Written task
Determine the number of lines where "JSON" occurs and reply with that number by itself.
_____
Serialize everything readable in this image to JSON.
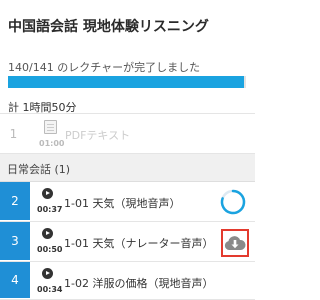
{
  "course": {
    "title": "中国語会話 現地体験リスニング",
    "progress_text": "140/141 のレクチャーが完了しました",
    "progress_fraction": 0.993,
    "total_time": "計 1時間50分"
  },
  "pdf_item": {
    "number": "1",
    "duration": "01:00",
    "label": "PDFテキスト",
    "icon": "document-icon"
  },
  "section": {
    "label": "日常会話 (1)"
  },
  "lessons": [
    {
      "number": "2",
      "duration": "00:37",
      "title": "1-01 天気（現地音声）",
      "status_icon": "progress-ring-icon"
    },
    {
      "number": "3",
      "duration": "00:50",
      "title": "1-01 天気（ナレーター音声）",
      "status_icon": "cloud-download-icon"
    },
    {
      "number": "4",
      "duration": "00:34",
      "title": "1-02 洋服の価格（現地音声）"
    }
  ],
  "colors": {
    "accent": "#1f8fd6",
    "progress": "#1aa3e0",
    "highlight_box": "#e33a2e",
    "icon_gray": "#8a8a8a"
  }
}
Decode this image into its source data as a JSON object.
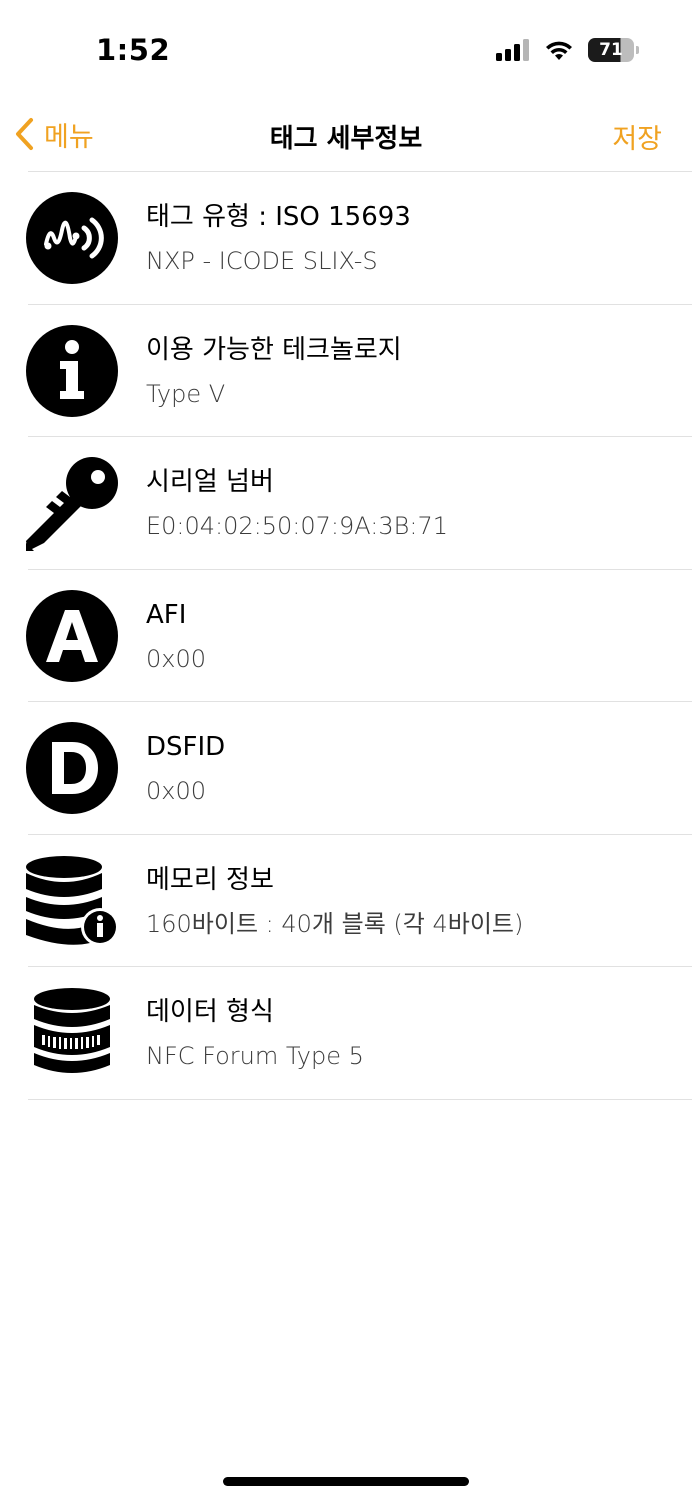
{
  "status_bar": {
    "time": "1:52",
    "battery": "71"
  },
  "nav": {
    "back_label": "메뉴",
    "title": "태그 세부정보",
    "save_label": "저장",
    "accent_color": "#f0a221"
  },
  "rows": [
    {
      "icon": "nfc-tag-icon",
      "title": "태그 유형 : ISO 15693",
      "subtitle": "NXP - ICODE SLIX-S"
    },
    {
      "icon": "info-icon",
      "title": "이용 가능한 테크놀로지",
      "subtitle": "Type V"
    },
    {
      "icon": "key-icon",
      "title": "시리얼 넘버",
      "subtitle": "E0:04:02:50:07:9A:3B:71"
    },
    {
      "icon": "letter-a-icon",
      "title": "AFI",
      "subtitle": "0x00"
    },
    {
      "icon": "letter-d-icon",
      "title": "DSFID",
      "subtitle": "0x00"
    },
    {
      "icon": "database-info-icon",
      "title": "메모리 정보",
      "subtitle": "160바이트 : 40개 블록 (각 4바이트)"
    },
    {
      "icon": "database-icon",
      "title": "데이터 형식",
      "subtitle": "NFC Forum Type 5"
    }
  ]
}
_____
Exercise result
2